Stated exercise →
Repeat all the material exactly; pictures stay out of your copy.

>> begin Provided information

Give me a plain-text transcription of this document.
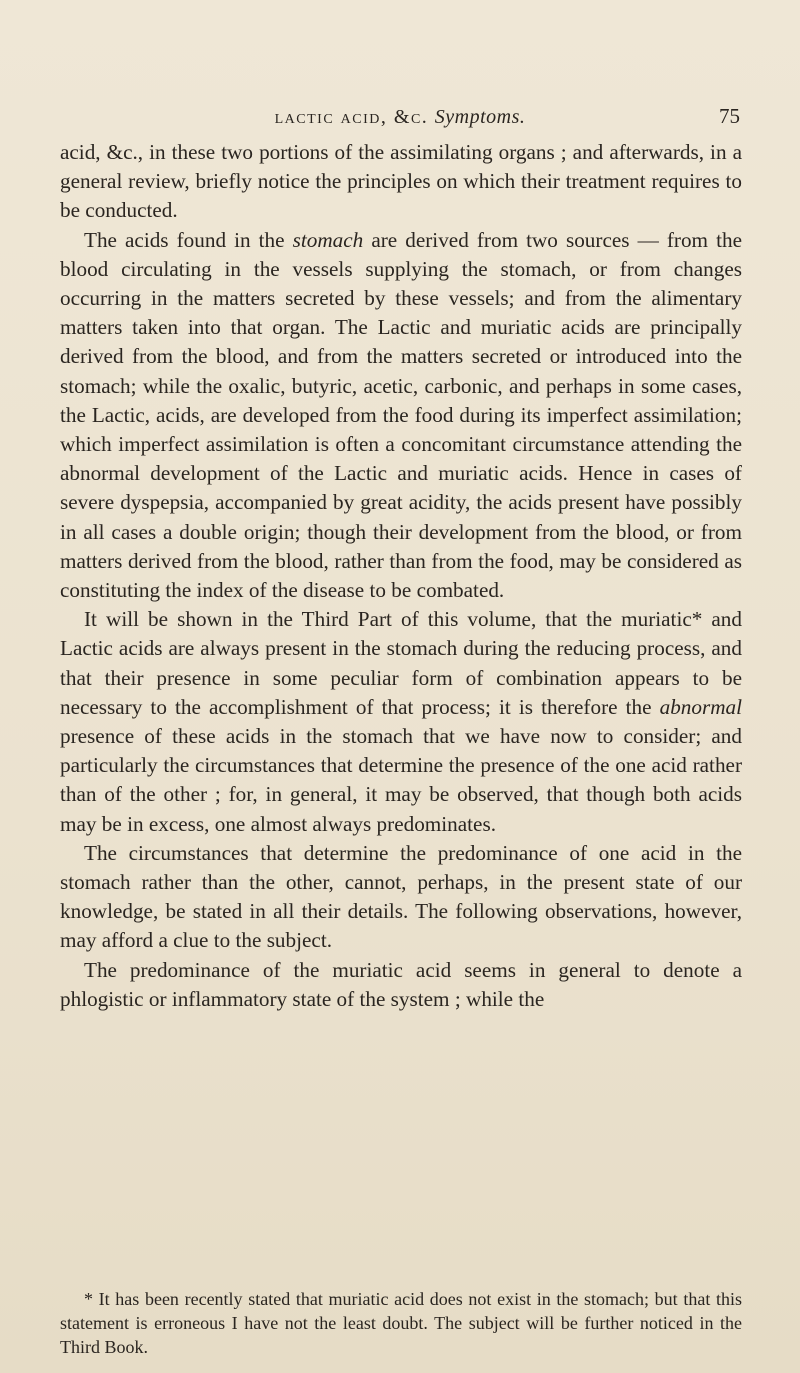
lactic acid, &c. Symptoms.	75

acid, &c., in these two portions of the assimilating organs ; and afterwards, in a general review, briefly notice the principles on which their treatment requires to be conducted.

The acids found in the stomach are derived from two sources — from the blood circulating in the vessels supplying the stomach, or from changes occurring in the matters secreted by these vessels; and from the alimentary matters taken into that organ. The Lactic and muriatic acids are principally derived from the blood, and from the matters secreted or introduced into the stomach; while the oxalic, butyric, acetic, carbonic, and perhaps in some cases, the Lactic, acids, are developed from the food during its imperfect assimilation; which imperfect assimilation is often a concomitant circumstance attending the abnormal development of the Lactic and muriatic acids. Hence in cases of severe dyspepsia, accompanied by great acidity, the acids present have possibly in all cases a double origin; though their development from the blood, or from matters derived from the blood, rather than from the food, may be considered as constituting the index of the disease to be combated.

It will be shown in the Third Part of this volume, that the muriatic* and Lactic acids are always present in the stomach during the reducing process, and that their presence in some peculiar form of combination appears to be necessary to the accomplishment of that process; it is therefore the abnormal presence of these acids in the stomach that we have now to consider; and particularly the circumstances that determine the presence of the one acid rather than of the other ; for, in general, it may be observed, that though both acids may be in excess, one almost always predominates.

The circumstances that determine the predominance of one acid in the stomach rather than the other, cannot, perhaps, in the present state of our knowledge, be stated in all their details. The following observations, however, may afford a clue to the subject.

The predominance of the muriatic acid seems in general to denote a phlogistic or inflammatory state of the system ; while the

* It has been recently stated that muriatic acid does not exist in the stomach; but that this statement is erroneous I have not the least doubt. The subject will be further noticed in the Third Book.
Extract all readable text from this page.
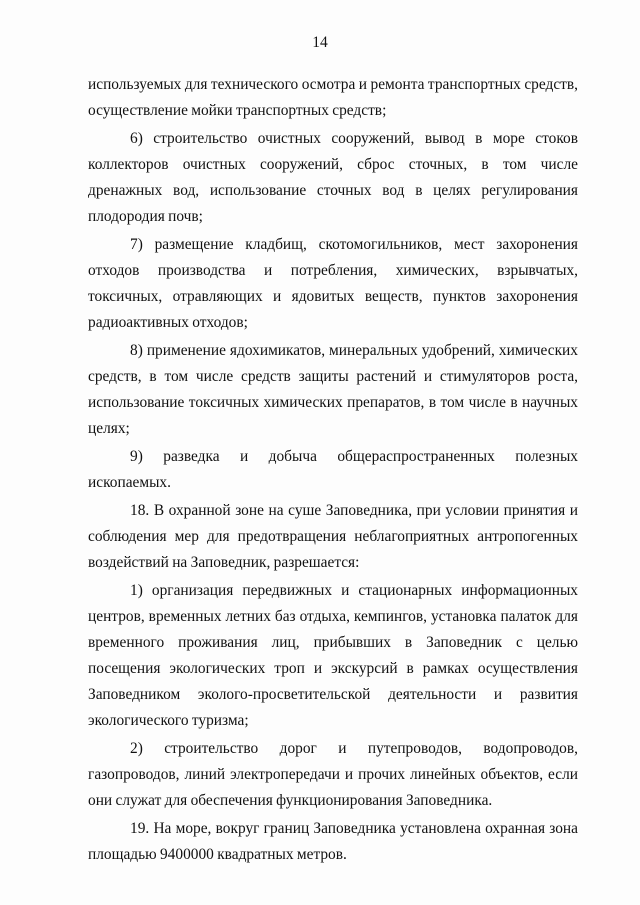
14

используемых для технического осмотра и ремонта транспортных средств, осуществление мойки транспортных средств;

6) строительство очистных сооружений, вывод в море стоков коллекторов очистных сооружений, сброс сточных, в том числе дренажных вод, использование сточных вод в целях регулирования плодородия почв;

7) размещение кладбищ, скотомогильников, мест захоронения отходов производства и потребления, химических, взрывчатых, токсичных, отравляющих и ядовитых веществ, пунктов захоронения радиоактивных отходов;

8) применение ядохимикатов, минеральных удобрений, химических средств, в том числе средств защиты растений и стимуляторов роста, использование токсичных химических препаратов, в том числе в научных целях;

9) разведка и добыча общераспространенных полезных ископаемых.

18. В охранной зоне на суше Заповедника, при условии принятия и соблюдения мер для предотвращения неблагоприятных антропогенных воздействий на Заповедник, разрешается:

1) организация передвижных и стационарных информационных центров, временных летних баз отдыха, кемпингов, установка палаток для временного проживания лиц, прибывших в Заповедник с целью посещения экологических троп и экскурсий в рамках осуществления Заповедником эколого-просветительской деятельности и развития экологического туризма;

2) строительство дорог и путепроводов, водопроводов, газопроводов, линий электропередачи и прочих линейных объектов, если они служат для обеспечения функционирования Заповедника.

19. На море, вокруг границ Заповедника установлена охранная зона площадью 9400000 квадратных метров.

>> end Provided information

Task response →
Give me a plain-text transcription of this document.
lactic acid, &c. Symptoms.	75

acid, &c., in these two portions of the assimilating organs ; and afterwards, in a general review, briefly notice the principles on which their treatment requires to be conducted.

The acids found in the stomach are derived from two sources — from the blood circulating in the vessels supplying the stomach, or from changes occurring in the matters secreted by these vessels; and from the alimentary matters taken into that organ. The Lactic and muriatic acids are principally derived from the blood, and from the matters secreted or introduced into the stomach; while the oxalic, butyric, acetic, carbonic, and perhaps in some cases, the Lactic, acids, are developed from the food during its imperfect assimilation; which imperfect assimilation is often a concomitant circumstance attending the abnormal development of the Lactic and muriatic acids. Hence in cases of severe dyspepsia, accompanied by great acidity, the acids present have possibly in all cases a double origin; though their development from the blood, or from matters derived from the blood, rather than from the food, may be considered as constituting the index of the disease to be combated.

It will be shown in the Third Part of this volume, that the muriatic* and Lactic acids are always present in the stomach during the reducing process, and that their presence in some peculiar form of combination appears to be necessary to the accomplishment of that process; it is therefore the abnormal presence of these acids in the stomach that we have now to consider; and particularly the circumstances that determine the presence of the one acid rather than of the other ; for, in general, it may be observed, that though both acids may be in excess, one almost always predominates.

The circumstances that determine the predominance of one acid in the stomach rather than the other, cannot, perhaps, in the present state of our knowledge, be stated in all their details. The following observations, however, may afford a clue to the subject.

The predominance of the muriatic acid seems in general to denote a phlogistic or inflammatory state of the system ; while the

* It has been recently stated that muriatic acid does not exist in the stomach; but that this statement is erroneous I have not the least doubt. The subject will be further noticed in the Third Book.
Extract all readable text from this page.
14

используемых для технического осмотра и ремонта транспортных средств, осуществление мойки транспортных средств;

6) строительство очистных сооружений, вывод в море стоков коллекторов очистных сооружений, сброс сточных, в том числе дренажных вод, использование сточных вод в целях регулирования плодородия почв;

7) размещение кладбищ, скотомогильников, мест захоронения отходов производства и потребления, химических, взрывчатых, токсичных, отравляющих и ядовитых веществ, пунктов захоронения радиоактивных отходов;

8) применение ядохимикатов, минеральных удобрений, химических средств, в том числе средств защиты растений и стимуляторов роста, использование токсичных химических препаратов, в том числе в научных целях;

9) разведка и добыча общераспространенных полезных ископаемых.

18. В охранной зоне на суше Заповедника, при условии принятия и соблюдения мер для предотвращения неблагоприятных антропогенных воздействий на Заповедник, разрешается:

1) организация передвижных и стационарных информационных центров, временных летних баз отдыха, кемпингов, установка палаток для временного проживания лиц, прибывших в Заповедник с целью посещения экологических троп и экскурсий в рамках осуществления Заповедником эколого-просветительской деятельности и развития экологического туризма;

2) строительство дорог и путепроводов, водопроводов, газопроводов, линий электропередачи и прочих линейных объектов, если они служат для обеспечения функционирования Заповедника.

19. На море, вокруг границ Заповедника установлена охранная зона площадью 9400000 квадратных метров.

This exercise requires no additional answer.